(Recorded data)
BEGIN

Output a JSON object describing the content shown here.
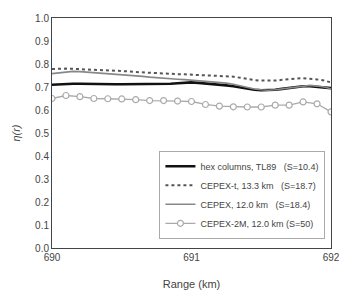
{
  "chart_data": {
    "type": "line",
    "xlabel": "Range (km)",
    "ylabel": "η(r)",
    "xlim": [
      690,
      692
    ],
    "ylim": [
      0.0,
      1.0
    ],
    "xticks": [
      690,
      691,
      692
    ],
    "yticks": [
      {
        "value": 0.0,
        "label": "0.0"
      },
      0.1,
      0.2,
      0.3,
      0.4,
      0.5,
      0.6,
      0.7,
      0.8,
      0.9,
      {
        "value": 1.0,
        "label": "1.0"
      }
    ],
    "grid": false,
    "legend": "lower right",
    "series": [
      {
        "name": "hex columns, TL89   (S=10.4)",
        "color": "#111111",
        "line_style": "solid",
        "x": [
          690.0,
          690.05,
          690.1,
          690.15,
          690.2,
          690.25,
          690.3,
          690.35,
          690.4,
          690.45,
          690.5,
          690.55,
          690.6,
          690.65,
          690.7,
          690.75,
          690.8,
          690.85,
          690.9,
          690.95,
          691.0,
          691.05,
          691.1,
          691.15,
          691.2,
          691.25,
          691.3,
          691.35,
          691.4,
          691.45,
          691.5,
          691.55,
          691.6,
          691.65,
          691.7,
          691.75,
          691.8,
          691.85,
          691.9,
          691.95,
          692.0
        ],
        "values": [
          0.71,
          0.712,
          0.713,
          0.714,
          0.714,
          0.713,
          0.713,
          0.712,
          0.712,
          0.712,
          0.712,
          0.712,
          0.712,
          0.712,
          0.712,
          0.712,
          0.713,
          0.714,
          0.716,
          0.718,
          0.72,
          0.718,
          0.716,
          0.713,
          0.71,
          0.707,
          0.703,
          0.698,
          0.692,
          0.688,
          0.686,
          0.686,
          0.688,
          0.692,
          0.696,
          0.7,
          0.703,
          0.703,
          0.7,
          0.697,
          0.695
        ]
      },
      {
        "name": "CEPEX-t, 13.3 km   (S=18.7)",
        "color": "#555555",
        "line_style": "dotted",
        "x": [
          690.0,
          690.05,
          690.1,
          690.15,
          690.2,
          690.25,
          690.3,
          690.35,
          690.4,
          690.45,
          690.5,
          690.55,
          690.6,
          690.65,
          690.7,
          690.75,
          690.8,
          690.85,
          690.9,
          690.95,
          691.0,
          691.05,
          691.1,
          691.15,
          691.2,
          691.25,
          691.3,
          691.35,
          691.4,
          691.45,
          691.5,
          691.55,
          691.6,
          691.65,
          691.7,
          691.75,
          691.8,
          691.85,
          691.9,
          691.95,
          692.0
        ],
        "values": [
          0.778,
          0.78,
          0.78,
          0.779,
          0.778,
          0.777,
          0.776,
          0.775,
          0.774,
          0.772,
          0.77,
          0.768,
          0.765,
          0.763,
          0.761,
          0.759,
          0.758,
          0.757,
          0.756,
          0.755,
          0.754,
          0.752,
          0.75,
          0.749,
          0.749,
          0.748,
          0.745,
          0.74,
          0.734,
          0.73,
          0.728,
          0.727,
          0.728,
          0.731,
          0.735,
          0.737,
          0.738,
          0.737,
          0.733,
          0.728,
          0.72
        ]
      },
      {
        "name": "CEPEX, 12.0 km   (S=18.4)",
        "color": "#888888",
        "line_style": "solid",
        "x": [
          690.0,
          690.05,
          690.1,
          690.15,
          690.2,
          690.25,
          690.3,
          690.35,
          690.4,
          690.45,
          690.5,
          690.55,
          690.6,
          690.65,
          690.7,
          690.75,
          690.8,
          690.85,
          690.9,
          690.95,
          691.0,
          691.05,
          691.1,
          691.15,
          691.2,
          691.25,
          691.3,
          691.35,
          691.4,
          691.45,
          691.5,
          691.55,
          691.6,
          691.65,
          691.7,
          691.75,
          691.8,
          691.85,
          691.9,
          691.95,
          692.0
        ],
        "values": [
          0.758,
          0.762,
          0.766,
          0.768,
          0.767,
          0.765,
          0.763,
          0.761,
          0.759,
          0.757,
          0.755,
          0.752,
          0.749,
          0.746,
          0.743,
          0.74,
          0.738,
          0.736,
          0.734,
          0.732,
          0.73,
          0.727,
          0.724,
          0.722,
          0.72,
          0.717,
          0.712,
          0.704,
          0.697,
          0.691,
          0.688,
          0.686,
          0.688,
          0.692,
          0.697,
          0.702,
          0.706,
          0.707,
          0.704,
          0.7,
          0.692
        ]
      },
      {
        "name": "CEPEX-2M, 12.0 km (S=50)",
        "color": "#aaaaaa",
        "line_style": "solid",
        "marker": "circle",
        "x": [
          690.0,
          690.1,
          690.2,
          690.3,
          690.4,
          690.5,
          690.6,
          690.7,
          690.8,
          690.9,
          691.0,
          691.1,
          691.2,
          691.3,
          691.4,
          691.5,
          691.6,
          691.7,
          691.8,
          691.9,
          692.0
        ],
        "values": [
          0.65,
          0.663,
          0.658,
          0.65,
          0.649,
          0.648,
          0.645,
          0.641,
          0.641,
          0.639,
          0.637,
          0.624,
          0.617,
          0.614,
          0.613,
          0.613,
          0.621,
          0.621,
          0.635,
          0.627,
          0.592
        ]
      }
    ]
  }
}
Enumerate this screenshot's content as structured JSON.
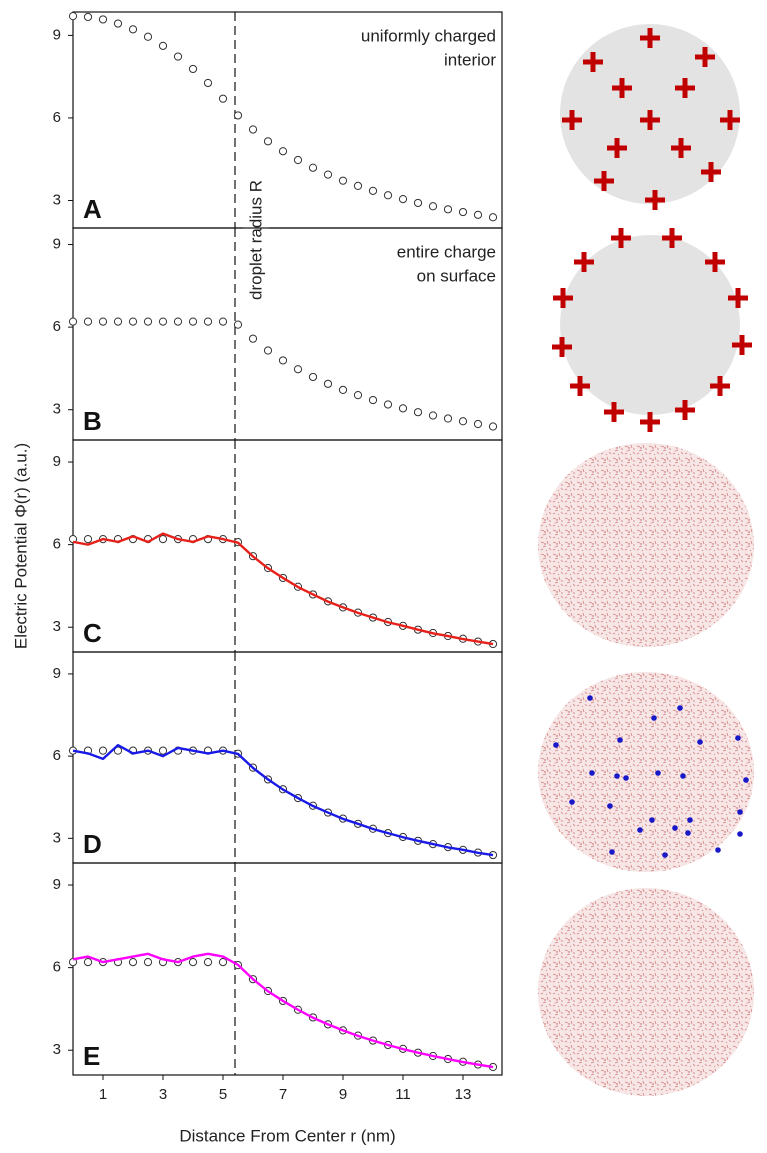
{
  "chart_data": [
    {
      "type": "line",
      "label": "A",
      "annotation": [
        "uniformly charged",
        "interior"
      ],
      "radius_label": "droplet radius R",
      "radius": 5.4,
      "x": [
        0,
        0.5,
        1,
        1.5,
        2,
        2.5,
        3,
        3.5,
        4,
        4.5,
        5,
        5.5,
        6,
        6.5,
        7,
        7.5,
        8,
        8.5,
        9,
        9.5,
        10,
        10.5,
        11,
        11.5,
        12,
        12.5,
        13,
        13.5,
        14
      ],
      "xlim": [
        0,
        14.3
      ],
      "ylim": [
        2,
        9.85
      ],
      "yticks": [
        3,
        6,
        9
      ],
      "series": [
        {
          "color": "#333333",
          "marker": "circle",
          "values": [
            9.7,
            9.67,
            9.58,
            9.43,
            9.22,
            8.95,
            8.62,
            8.23,
            7.78,
            7.27,
            6.7,
            6.09,
            5.58,
            5.15,
            4.79,
            4.47,
            4.19,
            3.94,
            3.72,
            3.53,
            3.35,
            3.19,
            3.05,
            2.91,
            2.79,
            2.68,
            2.58,
            2.48,
            2.39
          ]
        }
      ]
    },
    {
      "type": "line",
      "label": "B",
      "annotation": [
        "entire charge",
        "on surface"
      ],
      "radius": 5.4,
      "x": [
        0,
        0.5,
        1,
        1.5,
        2,
        2.5,
        3,
        3.5,
        4,
        4.5,
        5,
        5.5,
        6,
        6.5,
        7,
        7.5,
        8,
        8.5,
        9,
        9.5,
        10,
        10.5,
        11,
        11.5,
        12,
        12.5,
        13,
        13.5,
        14
      ],
      "xlim": [
        0,
        14.3
      ],
      "ylim": [
        1.9,
        9.6
      ],
      "yticks": [
        3,
        6,
        9
      ],
      "series": [
        {
          "color": "#333333",
          "marker": "circle",
          "values": [
            6.2,
            6.2,
            6.2,
            6.2,
            6.2,
            6.2,
            6.2,
            6.2,
            6.2,
            6.2,
            6.2,
            6.09,
            5.58,
            5.15,
            4.79,
            4.47,
            4.19,
            3.94,
            3.72,
            3.53,
            3.35,
            3.19,
            3.05,
            2.91,
            2.79,
            2.68,
            2.58,
            2.48,
            2.39
          ]
        }
      ]
    },
    {
      "type": "line",
      "label": "C",
      "ylabel": "Electric Potential Φ(r)  (a.u.)",
      "radius": 5.4,
      "x": [
        0,
        0.5,
        1,
        1.5,
        2,
        2.5,
        3,
        3.5,
        4,
        4.5,
        5,
        5.5,
        6,
        6.5,
        7,
        7.5,
        8,
        8.5,
        9,
        9.5,
        10,
        10.5,
        11,
        11.5,
        12,
        12.5,
        13,
        13.5,
        14
      ],
      "xlim": [
        0,
        14.3
      ],
      "ylim": [
        2.1,
        9.8
      ],
      "yticks": [
        3,
        6,
        9
      ],
      "series": [
        {
          "color": "#333333",
          "marker": "circle",
          "values": [
            6.2,
            6.2,
            6.2,
            6.2,
            6.2,
            6.2,
            6.2,
            6.2,
            6.2,
            6.2,
            6.2,
            6.09,
            5.58,
            5.15,
            4.79,
            4.47,
            4.19,
            3.94,
            3.72,
            3.53,
            3.35,
            3.19,
            3.05,
            2.91,
            2.79,
            2.68,
            2.58,
            2.48,
            2.39
          ]
        },
        {
          "color": "#e8201a",
          "marker": "line",
          "values": [
            6.1,
            6.0,
            6.2,
            6.1,
            6.3,
            6.1,
            6.4,
            6.2,
            6.1,
            6.3,
            6.2,
            6.07,
            5.57,
            5.14,
            4.79,
            4.46,
            4.19,
            3.93,
            3.72,
            3.52,
            3.35,
            3.18,
            3.05,
            2.91,
            2.78,
            2.68,
            2.57,
            2.48,
            2.39
          ]
        }
      ]
    },
    {
      "type": "line",
      "label": "D",
      "radius": 5.4,
      "x": [
        0,
        0.5,
        1,
        1.5,
        2,
        2.5,
        3,
        3.5,
        4,
        4.5,
        5,
        5.5,
        6,
        6.5,
        7,
        7.5,
        8,
        8.5,
        9,
        9.5,
        10,
        10.5,
        11,
        11.5,
        12,
        12.5,
        13,
        13.5,
        14
      ],
      "xlim": [
        0,
        14.3
      ],
      "ylim": [
        2.1,
        9.8
      ],
      "yticks": [
        3,
        6,
        9
      ],
      "series": [
        {
          "color": "#333333",
          "marker": "circle",
          "values": [
            6.2,
            6.2,
            6.2,
            6.2,
            6.2,
            6.2,
            6.2,
            6.2,
            6.2,
            6.2,
            6.2,
            6.09,
            5.58,
            5.15,
            4.79,
            4.47,
            4.19,
            3.94,
            3.72,
            3.53,
            3.35,
            3.19,
            3.05,
            2.91,
            2.79,
            2.68,
            2.58,
            2.48,
            2.39
          ]
        },
        {
          "color": "#1a1ae8",
          "marker": "line",
          "values": [
            6.2,
            6.1,
            5.9,
            6.4,
            6.1,
            6.2,
            6.0,
            6.3,
            6.2,
            6.1,
            6.2,
            6.08,
            5.57,
            5.15,
            4.78,
            4.47,
            4.18,
            3.94,
            3.71,
            3.53,
            3.34,
            3.19,
            3.04,
            2.91,
            2.79,
            2.67,
            2.58,
            2.47,
            2.39
          ]
        }
      ]
    },
    {
      "type": "line",
      "label": "E",
      "xlabel": "Distance From Center r (nm)",
      "radius": 5.4,
      "x": [
        0,
        0.5,
        1,
        1.5,
        2,
        2.5,
        3,
        3.5,
        4,
        4.5,
        5,
        5.5,
        6,
        6.5,
        7,
        7.5,
        8,
        8.5,
        9,
        9.5,
        10,
        10.5,
        11,
        11.5,
        12,
        12.5,
        13,
        13.5,
        14
      ],
      "xlim": [
        0,
        14.3
      ],
      "ylim": [
        2.1,
        9.8
      ],
      "yticks": [
        3,
        6,
        9
      ],
      "xticks": [
        1,
        3,
        5,
        7,
        9,
        11,
        13
      ],
      "series": [
        {
          "color": "#333333",
          "marker": "circle",
          "values": [
            6.2,
            6.2,
            6.2,
            6.2,
            6.2,
            6.2,
            6.2,
            6.2,
            6.2,
            6.2,
            6.2,
            6.09,
            5.58,
            5.15,
            4.79,
            4.47,
            4.19,
            3.94,
            3.72,
            3.53,
            3.35,
            3.19,
            3.05,
            2.91,
            2.79,
            2.68,
            2.58,
            2.48,
            2.39
          ]
        },
        {
          "color": "#ff00ff",
          "marker": "line",
          "values": [
            6.3,
            6.4,
            6.2,
            6.3,
            6.4,
            6.5,
            6.3,
            6.2,
            6.4,
            6.5,
            6.4,
            6.1,
            5.58,
            5.14,
            4.79,
            4.47,
            4.18,
            3.94,
            3.72,
            3.52,
            3.35,
            3.19,
            3.04,
            2.91,
            2.79,
            2.68,
            2.57,
            2.48,
            2.39
          ]
        }
      ]
    }
  ]
}
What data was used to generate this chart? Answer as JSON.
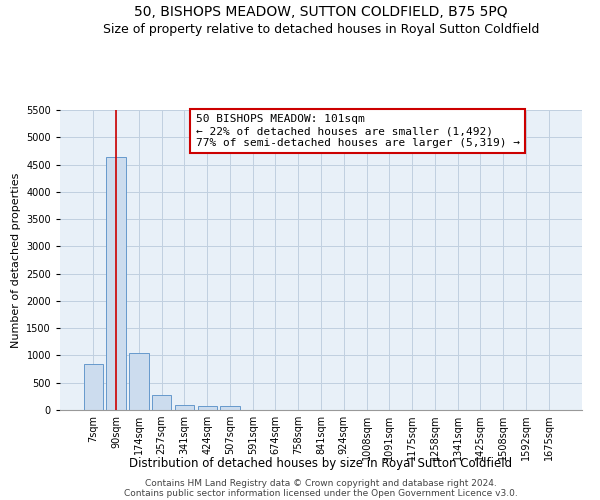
{
  "title": "50, BISHOPS MEADOW, SUTTON COLDFIELD, B75 5PQ",
  "subtitle": "Size of property relative to detached houses in Royal Sutton Coldfield",
  "xlabel": "Distribution of detached houses by size in Royal Sutton Coldfield",
  "ylabel": "Number of detached properties",
  "bar_labels": [
    "7sqm",
    "90sqm",
    "174sqm",
    "257sqm",
    "341sqm",
    "424sqm",
    "507sqm",
    "591sqm",
    "674sqm",
    "758sqm",
    "841sqm",
    "924sqm",
    "1008sqm",
    "1091sqm",
    "1175sqm",
    "1258sqm",
    "1341sqm",
    "1425sqm",
    "1508sqm",
    "1592sqm",
    "1675sqm"
  ],
  "bar_values": [
    840,
    4640,
    1040,
    280,
    95,
    65,
    65,
    0,
    0,
    0,
    0,
    0,
    0,
    0,
    0,
    0,
    0,
    0,
    0,
    0,
    0
  ],
  "bar_color": "#ccdcee",
  "bar_edgecolor": "#6699cc",
  "grid_color": "#c0cfe0",
  "background_color": "#e8f0f8",
  "ylim": [
    0,
    5500
  ],
  "yticks": [
    0,
    500,
    1000,
    1500,
    2000,
    2500,
    3000,
    3500,
    4000,
    4500,
    5000,
    5500
  ],
  "property_line_x": 1.0,
  "property_line_color": "#cc0000",
  "annotation_text": "50 BISHOPS MEADOW: 101sqm\n← 22% of detached houses are smaller (1,492)\n77% of semi-detached houses are larger (5,319) →",
  "annotation_box_color": "#cc0000",
  "footnote1": "Contains HM Land Registry data © Crown copyright and database right 2024.",
  "footnote2": "Contains public sector information licensed under the Open Government Licence v3.0.",
  "title_fontsize": 10,
  "subtitle_fontsize": 9,
  "annotation_fontsize": 8,
  "tick_fontsize": 7,
  "ylabel_fontsize": 8,
  "xlabel_fontsize": 8.5,
  "footnote_fontsize": 6.5
}
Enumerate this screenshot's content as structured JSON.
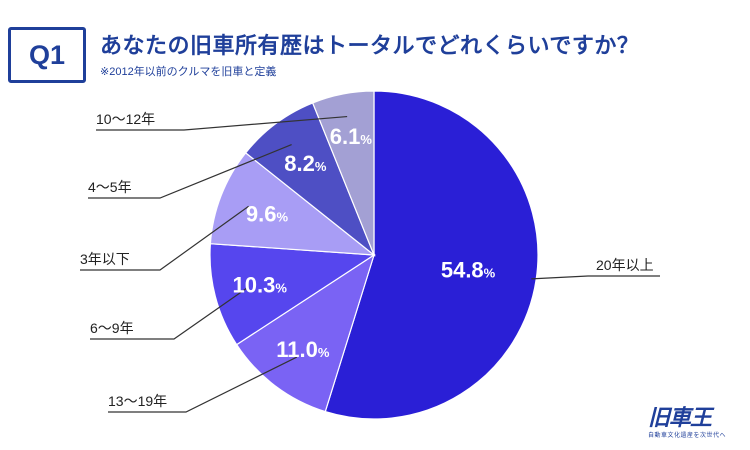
{
  "header": {
    "badge": "Q1",
    "title": "あなたの旧車所有歴はトータルでどれくらいですか？",
    "subtitle": "※2012年以前のクルマを旧車と定義"
  },
  "logo": {
    "text": "旧車王",
    "tagline": "自動車文化遺産を次世代へ"
  },
  "chart_data": {
    "type": "pie",
    "title": "あなたの旧車所有歴はトータルでどれくらいですか？",
    "unit": "%",
    "start": "12 o'clock",
    "direction": "clockwise",
    "slices": [
      {
        "label": "20年以上",
        "value": 54.8,
        "value_text": "54.8",
        "color": "#2a1fd6"
      },
      {
        "label": "13〜19年",
        "value": 11.0,
        "value_text": "11.0",
        "color": "#7a63f4"
      },
      {
        "label": "6〜9年",
        "value": 10.3,
        "value_text": "10.3",
        "color": "#5646ee"
      },
      {
        "label": "3年以下",
        "value": 9.6,
        "value_text": "9.6",
        "color": "#a89df5"
      },
      {
        "label": "4〜5年",
        "value": 8.2,
        "value_text": "8.2",
        "color": "#4e4fc4"
      },
      {
        "label": "10〜12年",
        "value": 6.1,
        "value_text": "6.1",
        "color": "#a3a0d4"
      }
    ]
  }
}
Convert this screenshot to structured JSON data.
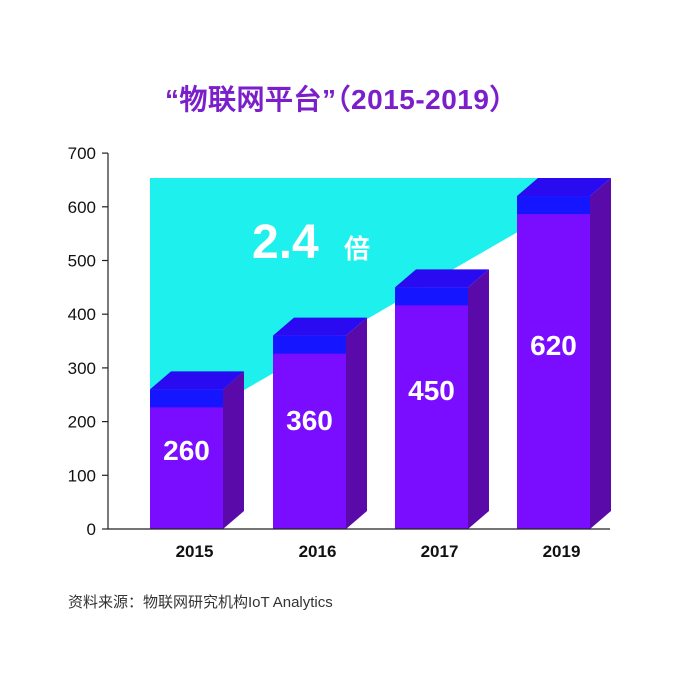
{
  "chart_data": {
    "type": "bar",
    "title": "“物联网平台”（2015-2019）",
    "categories": [
      "2015",
      "2016",
      "2017",
      "2019"
    ],
    "values": [
      260,
      360,
      450,
      620
    ],
    "value_labels": [
      "260",
      "360",
      "450",
      "620"
    ],
    "ylim": [
      0,
      700
    ],
    "yticks": [
      0,
      100,
      200,
      300,
      400,
      500,
      600,
      700
    ],
    "xlabel": "",
    "ylabel": "",
    "grid": false,
    "annotation": {
      "number": "2.4",
      "suffix": "倍"
    },
    "colors": {
      "bar_front": "#7a0cff",
      "bar_side": "#5a0aa8",
      "bar_top": "#2a0af0",
      "bar_top_overlap": "#0b16ff",
      "growth_area": "#1ef0ee",
      "title": "#7a1fc9",
      "value_label": "#ffffff"
    }
  },
  "source": "资料来源：物联网研究机构IoT Analytics"
}
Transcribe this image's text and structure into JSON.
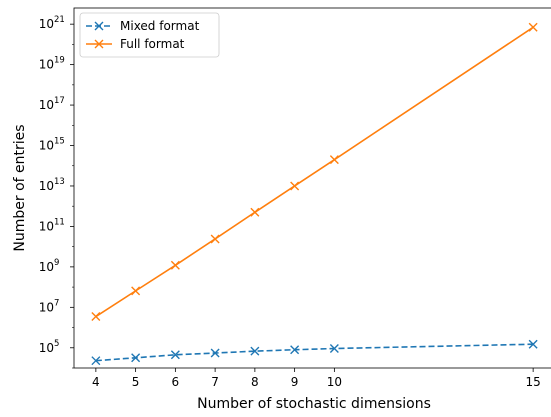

END

## To do
Every line that holds the word "name" counts once; state the total number of such lines and nothing else.

## Written response
4